## Dataset extract

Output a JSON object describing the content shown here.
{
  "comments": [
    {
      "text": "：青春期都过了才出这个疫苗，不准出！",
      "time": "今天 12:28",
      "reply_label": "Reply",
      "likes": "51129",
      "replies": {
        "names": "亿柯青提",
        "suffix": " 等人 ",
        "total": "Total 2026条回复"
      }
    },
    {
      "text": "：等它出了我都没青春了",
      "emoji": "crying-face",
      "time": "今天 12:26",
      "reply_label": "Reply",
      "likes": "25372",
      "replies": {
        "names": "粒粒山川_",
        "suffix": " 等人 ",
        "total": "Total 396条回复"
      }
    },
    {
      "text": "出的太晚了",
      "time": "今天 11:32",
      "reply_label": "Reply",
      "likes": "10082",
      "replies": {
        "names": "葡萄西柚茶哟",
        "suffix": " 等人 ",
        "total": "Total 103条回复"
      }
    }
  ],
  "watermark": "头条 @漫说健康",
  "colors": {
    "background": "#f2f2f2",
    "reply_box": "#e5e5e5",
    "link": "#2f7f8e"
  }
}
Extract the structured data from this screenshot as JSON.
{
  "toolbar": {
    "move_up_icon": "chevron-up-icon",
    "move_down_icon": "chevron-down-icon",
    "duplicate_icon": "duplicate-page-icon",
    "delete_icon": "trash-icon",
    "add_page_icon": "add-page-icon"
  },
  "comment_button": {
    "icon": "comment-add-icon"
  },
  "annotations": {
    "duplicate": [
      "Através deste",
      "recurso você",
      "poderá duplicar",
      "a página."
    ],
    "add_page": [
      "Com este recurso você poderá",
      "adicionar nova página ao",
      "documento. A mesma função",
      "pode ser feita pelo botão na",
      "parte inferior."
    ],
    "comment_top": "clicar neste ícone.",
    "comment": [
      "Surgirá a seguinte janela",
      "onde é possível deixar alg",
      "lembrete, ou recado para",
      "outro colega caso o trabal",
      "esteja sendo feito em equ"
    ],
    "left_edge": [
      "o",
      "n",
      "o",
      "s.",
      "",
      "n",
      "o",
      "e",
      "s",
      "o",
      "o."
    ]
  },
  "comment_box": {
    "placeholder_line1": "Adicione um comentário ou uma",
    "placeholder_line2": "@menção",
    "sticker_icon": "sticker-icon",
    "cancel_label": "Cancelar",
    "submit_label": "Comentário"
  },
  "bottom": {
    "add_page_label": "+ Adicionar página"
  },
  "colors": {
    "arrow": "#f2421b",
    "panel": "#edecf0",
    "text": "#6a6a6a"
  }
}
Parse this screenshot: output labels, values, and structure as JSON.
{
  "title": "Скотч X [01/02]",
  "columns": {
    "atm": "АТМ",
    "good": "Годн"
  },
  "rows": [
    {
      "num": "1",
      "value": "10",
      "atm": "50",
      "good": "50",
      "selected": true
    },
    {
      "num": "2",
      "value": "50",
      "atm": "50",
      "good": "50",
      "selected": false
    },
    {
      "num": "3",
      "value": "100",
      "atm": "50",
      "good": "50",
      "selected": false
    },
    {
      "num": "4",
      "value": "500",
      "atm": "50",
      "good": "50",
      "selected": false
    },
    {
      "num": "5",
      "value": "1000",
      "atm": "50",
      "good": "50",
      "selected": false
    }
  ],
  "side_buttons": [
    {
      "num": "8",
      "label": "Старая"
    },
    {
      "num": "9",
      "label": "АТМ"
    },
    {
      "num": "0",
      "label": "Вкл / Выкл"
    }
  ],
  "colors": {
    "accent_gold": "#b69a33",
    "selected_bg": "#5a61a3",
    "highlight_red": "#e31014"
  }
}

## Instruction
Reproduce each entry word for word.

## Output of the task
Output a JSON object describing the content shown here.
{
  "comments": [
    {
      "text": "：青春期都过了才出这个疫苗，不准出！",
      "time": "今天 12:28",
      "reply_label": "Reply",
      "likes": "51129",
      "replies": {
        "names": "亿柯青提",
        "suffix": " 等人 ",
        "total": "Total 2026条回复"
      }
    },
    {
      "text": "：等它出了我都没青春了",
      "emoji": "crying-face",
      "time": "今天 12:26",
      "reply_label": "Reply",
      "likes": "25372",
      "replies": {
        "names": "粒粒山川_",
        "suffix": " 等人 ",
        "total": "Total 396条回复"
      }
    },
    {
      "text": "出的太晚了",
      "time": "今天 11:32",
      "reply_label": "Reply",
      "likes": "10082",
      "replies": {
        "names": "葡萄西柚茶哟",
        "suffix": " 等人 ",
        "total": "Total 103条回复"
      }
    }
  ],
  "watermark": "头条 @漫说健康",
  "colors": {
    "background": "#f2f2f2",
    "reply_box": "#e5e5e5",
    "link": "#2f7f8e"
  }
}
Extract the structured data from this screenshot as JSON.
{
  "toolbar": {
    "move_up_icon": "chevron-up-icon",
    "move_down_icon": "chevron-down-icon",
    "duplicate_icon": "duplicate-page-icon",
    "delete_icon": "trash-icon",
    "add_page_icon": "add-page-icon"
  },
  "comment_button": {
    "icon": "comment-add-icon"
  },
  "annotations": {
    "duplicate": [
      "Através deste",
      "recurso você",
      "poderá duplicar",
      "a página."
    ],
    "add_page": [
      "Com este recurso você poderá",
      "adicionar nova página ao",
      "documento. A mesma função",
      "pode ser feita pelo botão na",
      "parte inferior."
    ],
    "comment_top": "clicar neste ícone.",
    "comment": [
      "Surgirá a seguinte janela",
      "onde é possível deixar alg",
      "lembrete, ou recado para",
      "outro colega caso o trabal",
      "esteja sendo feito em equ"
    ],
    "left_edge": [
      "o",
      "n",
      "o",
      "s.",
      "",
      "n",
      "o",
      "e",
      "s",
      "o",
      "o."
    ]
  },
  "comment_box": {
    "placeholder_line1": "Adicione um comentário ou uma",
    "placeholder_line2": "@menção",
    "sticker_icon": "sticker-icon",
    "cancel_label": "Cancelar",
    "submit_label": "Comentário"
  },
  "bottom": {
    "add_page_label": "+ Adicionar página"
  },
  "colors": {
    "arrow": "#f2421b",
    "panel": "#edecf0",
    "text": "#6a6a6a"
  }
}
Parse this screenshot: output labels, values, and structure as JSON.
{
  "title": "Скотч X [01/02]",
  "columns": {
    "atm": "АТМ",
    "good": "Годн"
  },
  "rows": [
    {
      "num": "1",
      "value": "10",
      "atm": "50",
      "good": "50",
      "selected": true
    },
    {
      "num": "2",
      "value": "50",
      "atm": "50",
      "good": "50",
      "selected": false
    },
    {
      "num": "3",
      "value": "100",
      "atm": "50",
      "good": "50",
      "selected": false
    },
    {
      "num": "4",
      "value": "500",
      "atm": "50",
      "good": "50",
      "selected": false
    },
    {
      "num": "5",
      "value": "1000",
      "atm": "50",
      "good": "50",
      "selected": false
    }
  ],
  "side_buttons": [
    {
      "num": "8",
      "label": "Старая"
    },
    {
      "num": "9",
      "label": "АТМ"
    },
    {
      "num": "0",
      "label": "Вкл / Выкл"
    }
  ],
  "colors": {
    "accent_gold": "#b69a33",
    "selected_bg": "#5a61a3",
    "highlight_red": "#e31014"
  }
}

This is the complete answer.